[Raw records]
Begin

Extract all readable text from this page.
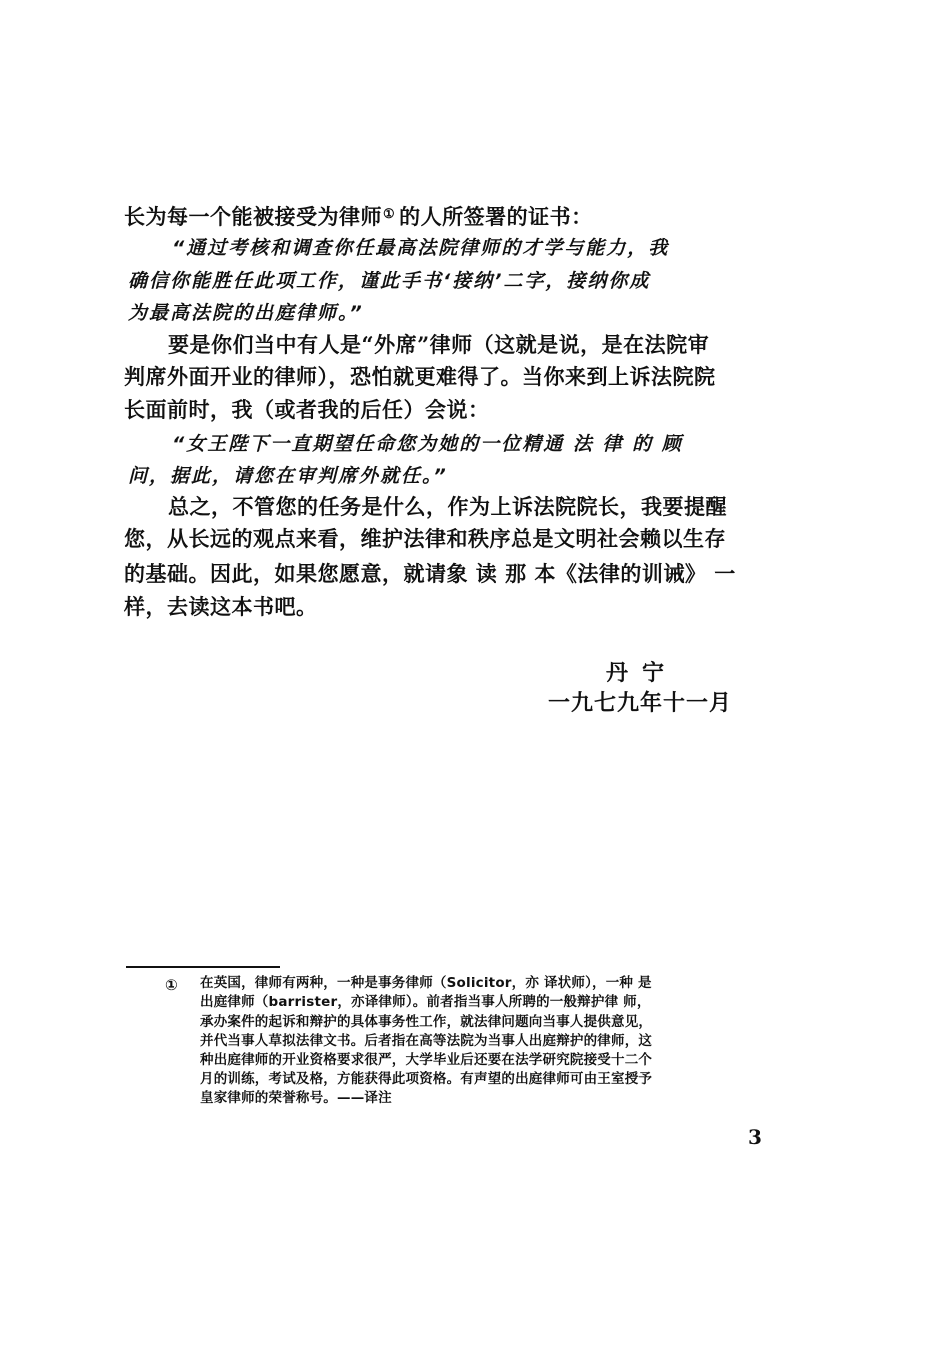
长为每一个能被接受为律师① 的人所签署的证书：
“通过考核和调查你任最高法院律师的才学与能力，我
确信你能胜任此项工作，谨此手书‘接纳’二字，接纳你成
为最高法院的出庭律师。”
要是你们当中有人是“外席”律师（这就是说，是在法院审
判席外面开业的律师），恐怕就更难得了。当你来到上诉法院院
长面前时，我（或者我的后任）会说：
“女王陛下一直期望任命您为她的一位精通 法 律 的 顾
问，据此，请您在审判席外就任。”
总之，不管您的任务是什么，作为上诉法院院长，我要提醒
您，从长远的观点来看，维护法律和秩序总是文明社会赖以生存
的基础。因此，如果您愿意，就请象 读 那 本《法律的训诫》 一
样，去读这本书吧。
丹宁
一九七九年十一月
① 在英国，律师有两种，一种是事务律师（Solicitor，亦 译状师），一种 是
出庭律师（barrister，亦译律师）。前者指当事人所聘的一般辩护律 师，
承办案件的起诉和辩护的具体事务性工作，就法律问题向当事人提供意见，
并代当事人草拟法律文书。后者指在高等法院为当事人出庭辩护的律师，这
种出庭律师的开业资格要求很严，大学毕业后还要在法学研究院接受十二个
月的训练，考试及格，方能获得此项资格。有声望的出庭律师可由王室授予
皇家律师的荣誉称号。——译注
3
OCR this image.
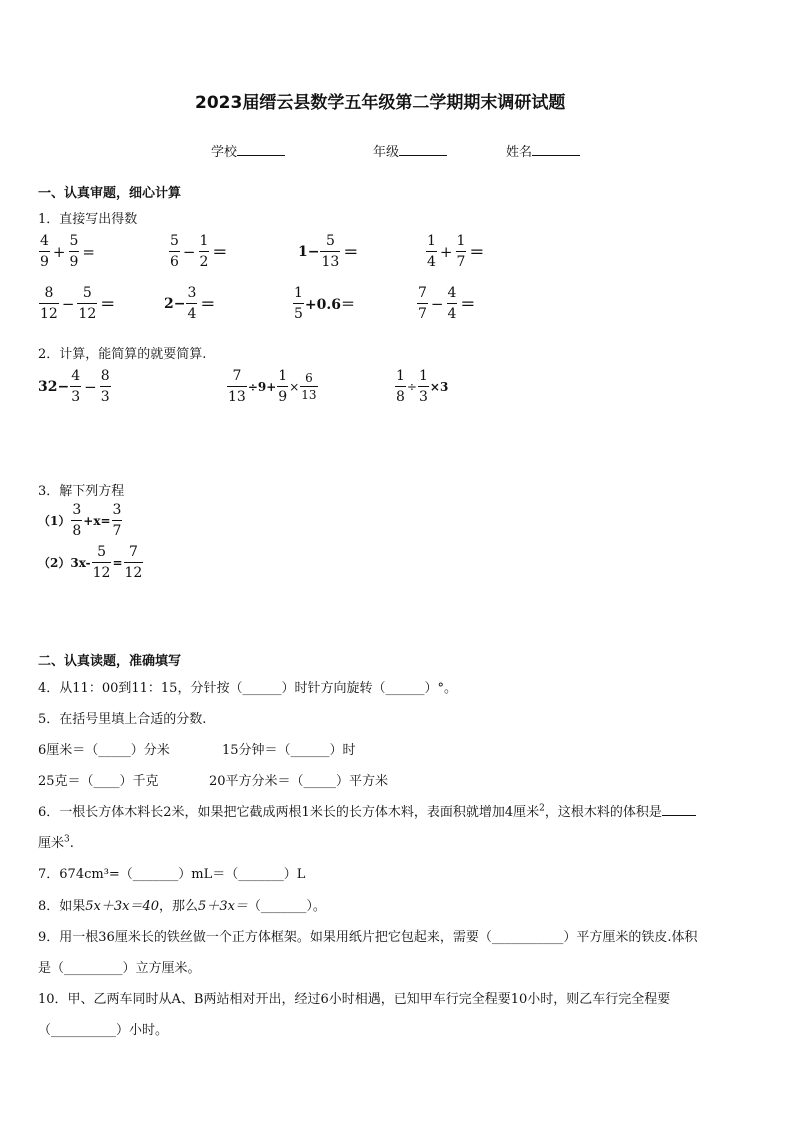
2023届缙云县数学五年级第二学期期末调研试题
学校	年级	姓名
一、认真审题，细心计算
1．直接写出得数
$\frac{4}{9} + \frac{5}{9}$ =	$\frac{5}{6} - \frac{1}{2}$ ＝	$1- \frac{5}{13}$ ＝	$\frac{1}{4} + \frac{1}{7}$ ＝
$\frac{8}{12} - \frac{5}{12}$ ＝	$2- \frac{3}{4}$ ＝	$\frac{1}{5} +0.6=$	$\frac{7}{7} - \frac{4}{4}$ ＝
2．计算，能简算的就要简算.
$32- \frac{4}{3} - \frac{8}{3}$	$\frac{7}{13} \div 9+ \frac{1}{9} \times \frac{6}{13}$	$\frac{1}{8} \div \frac{1}{3} \times 3$
3．解下列方程
$(1) \frac{3}{8} +x= \frac{3}{7}$
$(2)3x- \frac{5}{12} = \frac{7}{12}$
二、认真读题，准确填写
4．从11：00到11：15，分针按（______）时针方向旋转（______）°。
5．在括号里填上合适的分数.
6厘米＝（_____）分米	15分钟＝（______）时
25克＝（____）千克	20平方分米＝（_____）平方米
6．一根长方体木料长2米，如果把它截成两根1米长的长方体木料，表面积就增加4厘米$^2$，这根木料的体积是
厘米$^3$.
7．674cm³=（_______）mL＝（_______）L
8．如果5x＋3x＝40，那么5＋3x＝（_______）。
9．用一根36厘米长的铁丝做一个正方体框架。如果用纸片把它包起来，需要（___________）平方厘米的铁皮.体积
是（_________）立方厘米。
10．甲、乙两车同时从A、B两站相对开出，经过6小时相遇，已知甲车行完全程要10小时，则乙车行完全程要
（__________）小时。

End

[What you are asked to do]:
Only the lines from the one that holds "OCR this image." through the end of the records above should be printed again, exactly as they are. Leave out the pictures.

[Correct response]:
OCR this image.
2023届缙云县数学五年级第二学期期末调研试题
学校	年级	姓名
一、认真审题，细心计算
1．直接写出得数
$\frac{4}{9} + \frac{5}{9}$ =	$\frac{5}{6} - \frac{1}{2}$ ＝	$1- \frac{5}{13}$ ＝	$\frac{1}{4} + \frac{1}{7}$ ＝
$\frac{8}{12} - \frac{5}{12}$ ＝	$2- \frac{3}{4}$ ＝	$\frac{1}{5} +0.6=$	$\frac{7}{7} - \frac{4}{4}$ ＝
2．计算，能简算的就要简算.
$32- \frac{4}{3} - \frac{8}{3}$	$\frac{7}{13} \div 9+ \frac{1}{9} \times \frac{6}{13}$	$\frac{1}{8} \div \frac{1}{3} \times 3$
3．解下列方程
$(1) \frac{3}{8} +x= \frac{3}{7}$
$(2)3x- \frac{5}{12} = \frac{7}{12}$
二、认真读题，准确填写
4．从11：00到11：15，分针按（______）时针方向旋转（______）°。
5．在括号里填上合适的分数.
6厘米＝（_____）分米	15分钟＝（______）时
25克＝（____）千克	20平方分米＝（_____）平方米
6．一根长方体木料长2米，如果把它截成两根1米长的长方体木料，表面积就增加4厘米$^2$，这根木料的体积是
厘米$^3$.
7．674cm³=（_______）mL＝（_______）L
8．如果5x＋3x＝40，那么5＋3x＝（_______）。
9．用一根36厘米长的铁丝做一个正方体框架。如果用纸片把它包起来，需要（___________）平方厘米的铁皮.体积
是（_________）立方厘米。
10．甲、乙两车同时从A、B两站相对开出，经过6小时相遇，已知甲车行完全程要10小时，则乙车行完全程要
（__________）小时。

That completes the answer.